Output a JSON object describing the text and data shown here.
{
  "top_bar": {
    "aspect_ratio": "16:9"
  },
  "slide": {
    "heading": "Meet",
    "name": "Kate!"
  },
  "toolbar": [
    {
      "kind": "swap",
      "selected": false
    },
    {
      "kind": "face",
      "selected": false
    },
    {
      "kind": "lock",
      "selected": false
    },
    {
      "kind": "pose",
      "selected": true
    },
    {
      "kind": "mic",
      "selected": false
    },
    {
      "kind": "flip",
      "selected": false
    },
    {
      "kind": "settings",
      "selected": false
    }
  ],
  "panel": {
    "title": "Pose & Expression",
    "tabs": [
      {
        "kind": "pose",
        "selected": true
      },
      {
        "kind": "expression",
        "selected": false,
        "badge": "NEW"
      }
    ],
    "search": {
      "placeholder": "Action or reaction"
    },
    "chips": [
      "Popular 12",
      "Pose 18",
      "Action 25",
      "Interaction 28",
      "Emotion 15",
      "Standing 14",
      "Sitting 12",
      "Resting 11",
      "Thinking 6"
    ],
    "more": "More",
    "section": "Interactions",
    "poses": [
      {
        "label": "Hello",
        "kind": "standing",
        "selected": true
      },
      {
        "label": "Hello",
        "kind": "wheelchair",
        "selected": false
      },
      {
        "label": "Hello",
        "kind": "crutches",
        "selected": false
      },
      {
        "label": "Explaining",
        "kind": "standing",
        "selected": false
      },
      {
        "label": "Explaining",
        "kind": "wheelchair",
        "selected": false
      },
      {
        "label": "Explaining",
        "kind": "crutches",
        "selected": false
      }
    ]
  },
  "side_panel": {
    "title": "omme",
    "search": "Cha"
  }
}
____________
Please output the complete data exactly.

SOLVED PROBLEM:
Output a JSON object describing the text and data shown here.
{
  "top_bar": {
    "aspect_ratio": "16:9"
  },
  "slide": {
    "heading": "Meet",
    "name": "Kate!"
  },
  "toolbar": [
    {
      "kind": "swap",
      "selected": false
    },
    {
      "kind": "face",
      "selected": false
    },
    {
      "kind": "lock",
      "selected": false
    },
    {
      "kind": "pose",
      "selected": true
    },
    {
      "kind": "mic",
      "selected": false
    },
    {
      "kind": "flip",
      "selected": false
    },
    {
      "kind": "settings",
      "selected": false
    }
  ],
  "panel": {
    "title": "Pose & Expression",
    "tabs": [
      {
        "kind": "pose",
        "selected": true
      },
      {
        "kind": "expression",
        "selected": false,
        "badge": "NEW"
      }
    ],
    "search": {
      "placeholder": "Action or reaction"
    },
    "chips": [
      "Popular 12",
      "Pose 18",
      "Action 25",
      "Interaction 28",
      "Emotion 15",
      "Standing 14",
      "Sitting 12",
      "Resting 11",
      "Thinking 6"
    ],
    "more": "More",
    "section": "Interactions",
    "poses": [
      {
        "label": "Hello",
        "kind": "standing",
        "selected": true
      },
      {
        "label": "Hello",
        "kind": "wheelchair",
        "selected": false
      },
      {
        "label": "Hello",
        "kind": "crutches",
        "selected": false
      },
      {
        "label": "Explaining",
        "kind": "standing",
        "selected": false
      },
      {
        "label": "Explaining",
        "kind": "wheelchair",
        "selected": false
      },
      {
        "label": "Explaining",
        "kind": "crutches",
        "selected": false
      }
    ]
  },
  "side_panel": {
    "title": "omme",
    "search": "Cha"
  }
}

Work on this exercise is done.